* Aim: All lines holding the string "title" are to be shown.
■ ■ ■
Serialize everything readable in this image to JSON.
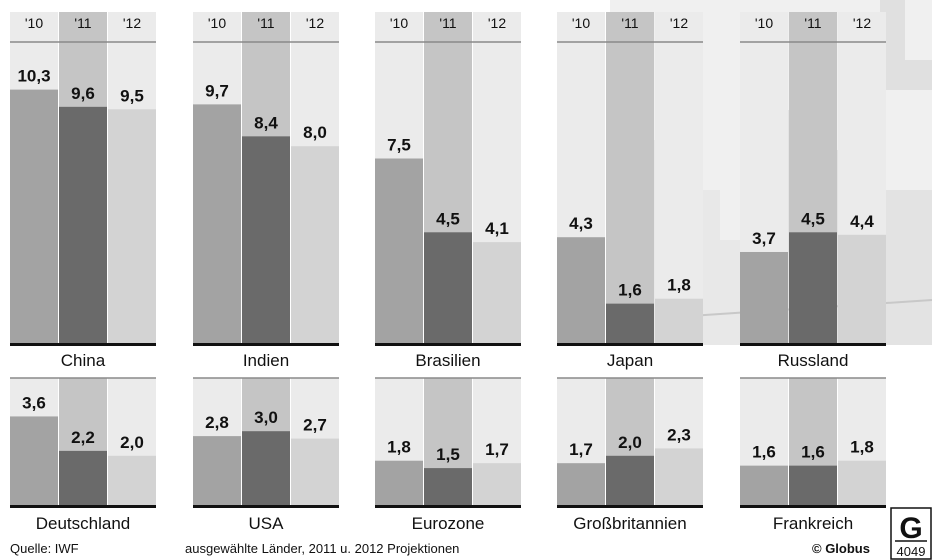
{
  "chart_data": {
    "type": "bar",
    "series": [
      {
        "name": "'10",
        "color": "#a3a3a3"
      },
      {
        "name": "'11",
        "color": "#6a6a6a"
      },
      {
        "name": "'12",
        "color": "#d3d3d3"
      }
    ],
    "panels": [
      {
        "label": "China",
        "values": [
          10.3,
          9.6,
          9.5
        ],
        "display": [
          "10,3",
          "9,6",
          "9,5"
        ]
      },
      {
        "label": "Indien",
        "values": [
          9.7,
          8.4,
          8.0
        ],
        "display": [
          "9,7",
          "8,4",
          "8,0"
        ]
      },
      {
        "label": "Brasilien",
        "values": [
          7.5,
          4.5,
          4.1
        ],
        "display": [
          "7,5",
          "4,5",
          "4,1"
        ]
      },
      {
        "label": "Japan",
        "values": [
          4.3,
          1.6,
          1.8
        ],
        "display": [
          "4,3",
          "1,6",
          "1,8"
        ]
      },
      {
        "label": "Russland",
        "values": [
          3.7,
          4.5,
          4.4
        ],
        "display": [
          "3,7",
          "4,5",
          "4,4"
        ]
      },
      {
        "label": "Deutschland",
        "values": [
          3.6,
          2.2,
          2.0
        ],
        "display": [
          "3,6",
          "2,2",
          "2,0"
        ]
      },
      {
        "label": "USA",
        "values": [
          2.8,
          3.0,
          2.7
        ],
        "display": [
          "2,8",
          "3,0",
          "2,7"
        ]
      },
      {
        "label": "Eurozone",
        "values": [
          1.8,
          1.5,
          1.7
        ],
        "display": [
          "1,8",
          "1,5",
          "1,7"
        ]
      },
      {
        "label": "Großbritannien",
        "values": [
          1.7,
          2.0,
          2.3
        ],
        "display": [
          "1,7",
          "2,0",
          "2,3"
        ]
      },
      {
        "label": "Frankreich",
        "values": [
          1.6,
          1.6,
          1.8
        ],
        "display": [
          "1,6",
          "1,6",
          "1,8"
        ]
      }
    ],
    "year_labels": [
      "'10",
      "'11",
      "'12"
    ]
  },
  "footer": {
    "source": "Quelle: IWF",
    "note": "ausgewählte Länder, 2011 u. 2012 Projektionen",
    "brand": "© Globus",
    "logo_letter": "G",
    "graphic_number": "4049"
  }
}
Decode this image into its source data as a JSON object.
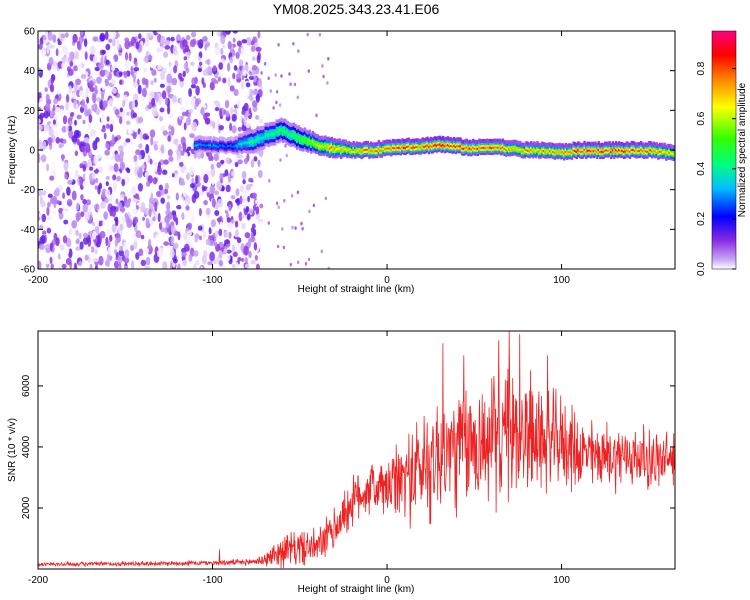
{
  "title": "YM08.2025.343.23.41.E06",
  "chart_data": [
    {
      "type": "heatmap",
      "xlabel": "Height of straight line (km)",
      "ylabel": "Frequency (Hz)",
      "xlim": [
        -200,
        165
      ],
      "ylim": [
        -60,
        60
      ],
      "x_ticks": [
        -200,
        -100,
        0,
        100
      ],
      "x_tick_labels": [
        "-200",
        "-100",
        "0",
        "100"
      ],
      "y_ticks": [
        60,
        40,
        20,
        0,
        -20,
        -40,
        -60
      ],
      "y_tick_labels": [
        "60",
        "40",
        "20",
        "0",
        "-20",
        "-40",
        "-60"
      ],
      "colorbar": {
        "label": "Normalized spectral amplitude",
        "range": [
          0,
          0.95
        ],
        "ticks": [
          0.0,
          0.2,
          0.4,
          0.6,
          0.8
        ],
        "tick_labels": [
          "0.0",
          "0.2",
          "0.4",
          "0.6",
          "0.8"
        ],
        "colormap": [
          "#ffffff",
          "#8a2be2",
          "#0000ff",
          "#00ffff",
          "#00ff00",
          "#ffff00",
          "#ff0000",
          "#ff00ff"
        ]
      },
      "noise_region_x": [
        -200,
        -72
      ],
      "noise_amplitude_range": [
        0.0,
        0.3
      ],
      "signal_band": {
        "x": [
          -110,
          -90,
          -78,
          -70,
          -60,
          -50,
          -40,
          -30,
          -20,
          -10,
          0,
          10,
          20,
          30,
          40,
          50,
          60,
          70,
          80,
          90,
          100,
          110,
          120,
          130,
          140,
          150,
          160,
          165
        ],
        "center_freq": [
          3,
          2,
          4,
          7,
          10,
          6,
          3,
          1,
          0,
          0,
          1,
          2,
          2,
          3,
          2,
          1,
          2,
          1,
          0,
          0,
          -1,
          0,
          0,
          0,
          0,
          0,
          -1,
          -1
        ],
        "peak_amplitude": [
          0.35,
          0.3,
          0.45,
          0.45,
          0.5,
          0.55,
          0.7,
          0.8,
          0.75,
          0.85,
          0.8,
          0.9,
          0.85,
          0.9,
          0.9,
          0.85,
          0.85,
          0.8,
          0.8,
          0.8,
          0.8,
          0.9,
          0.9,
          0.9,
          0.85,
          0.85,
          0.8,
          0.8
        ],
        "half_width_hz": [
          3,
          3,
          5,
          5,
          5,
          5,
          4,
          4,
          3,
          3,
          3,
          3,
          3,
          3,
          3,
          3,
          3,
          3,
          3,
          3,
          3,
          3,
          3,
          3,
          3,
          3,
          3,
          3
        ]
      }
    },
    {
      "type": "line",
      "xlabel": "Height of straight line (km)",
      "ylabel": "SNR (10 * v/v)",
      "xlim": [
        -200,
        165
      ],
      "ylim": [
        0,
        7800
      ],
      "x_ticks": [
        -200,
        -100,
        0,
        100
      ],
      "x_tick_labels": [
        "-200",
        "-100",
        "0",
        "100"
      ],
      "y_ticks": [
        2000,
        4000,
        6000
      ],
      "y_tick_labels": [
        "2000",
        "4000",
        "6000"
      ],
      "line_color": "#ee2222",
      "envelope": {
        "x": [
          -200,
          -150,
          -100,
          -80,
          -70,
          -60,
          -50,
          -40,
          -30,
          -20,
          -10,
          0,
          10,
          20,
          30,
          40,
          50,
          60,
          70,
          80,
          90,
          100,
          110,
          120,
          130,
          140,
          150,
          160,
          165
        ],
        "mean": [
          150,
          170,
          200,
          220,
          300,
          600,
          700,
          700,
          1300,
          2200,
          2700,
          2600,
          3000,
          3300,
          3800,
          3900,
          4100,
          4200,
          4400,
          4500,
          4200,
          4200,
          3800,
          3700,
          3700,
          3700,
          3600,
          3500,
          3700
        ],
        "spread": [
          80,
          90,
          100,
          120,
          250,
          700,
          700,
          700,
          900,
          1000,
          1100,
          1200,
          1700,
          2300,
          2500,
          2500,
          2400,
          2500,
          2600,
          2500,
          2000,
          1800,
          1500,
          1300,
          1300,
          1200,
          1200,
          1200,
          1200
        ]
      },
      "peaks": [
        {
          "x": 32,
          "y": 7400
        },
        {
          "x": 44,
          "y": 7000
        },
        {
          "x": 64,
          "y": 7500
        },
        {
          "x": 70,
          "y": 7800
        },
        {
          "x": 76,
          "y": 7700
        },
        {
          "x": 92,
          "y": 7000
        },
        {
          "x": -96,
          "y": 650
        }
      ]
    }
  ]
}
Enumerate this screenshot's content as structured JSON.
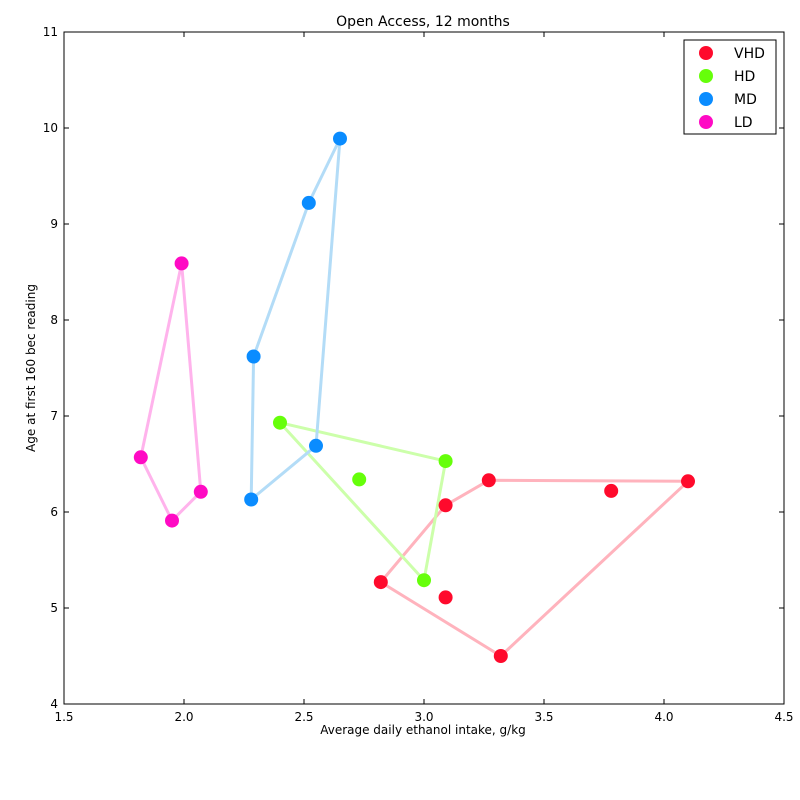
{
  "chart_data": {
    "type": "scatter",
    "title": "Open Access, 12 months",
    "xlabel": "Average daily ethanol intake, g/kg",
    "ylabel": "Age at first 160 bec reading",
    "xlim": [
      1.5,
      4.5
    ],
    "ylim": [
      4,
      11
    ],
    "xticks": [
      "1.5",
      "2.0",
      "2.5",
      "3.0",
      "3.5",
      "4.0",
      "4.5"
    ],
    "yticks": [
      "4",
      "5",
      "6",
      "7",
      "8",
      "9",
      "10",
      "11"
    ],
    "grid": false,
    "legend_position": "top-right",
    "series": [
      {
        "name": "VHD",
        "color": "#ff0a2c",
        "line_color": "#ffb3bd",
        "points": [
          [
            2.82,
            5.27
          ],
          [
            3.09,
            6.07
          ],
          [
            3.27,
            6.33
          ],
          [
            4.1,
            6.32
          ],
          [
            3.32,
            4.5
          ],
          [
            3.78,
            6.22
          ],
          [
            3.09,
            5.11
          ]
        ],
        "polygon": [
          0,
          1,
          2,
          3,
          4,
          0
        ]
      },
      {
        "name": "HD",
        "color": "#66ff0a",
        "line_color": "#ccffaa",
        "points": [
          [
            2.4,
            6.93
          ],
          [
            3.09,
            6.53
          ],
          [
            3.0,
            5.29
          ],
          [
            2.73,
            6.34
          ]
        ],
        "polygon": [
          0,
          1,
          2,
          0
        ]
      },
      {
        "name": "MD",
        "color": "#0a8cff",
        "line_color": "#b3dcf7",
        "points": [
          [
            2.28,
            6.13
          ],
          [
            2.55,
            6.69
          ],
          [
            2.65,
            9.89
          ],
          [
            2.52,
            9.22
          ],
          [
            2.29,
            7.62
          ]
        ],
        "polygon": [
          0,
          1,
          2,
          3,
          4,
          0
        ]
      },
      {
        "name": "LD",
        "color": "#ff0ac4",
        "line_color": "#ffb3ec",
        "points": [
          [
            1.82,
            6.57
          ],
          [
            1.99,
            8.59
          ],
          [
            2.07,
            6.21
          ],
          [
            1.95,
            5.91
          ]
        ],
        "polygon": [
          0,
          1,
          2,
          3,
          0
        ]
      }
    ]
  }
}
■ ■ ■
* Solution:
  "title": "YM08.2025.343.23.41.E06",
    "title": "Open Access, 12 months",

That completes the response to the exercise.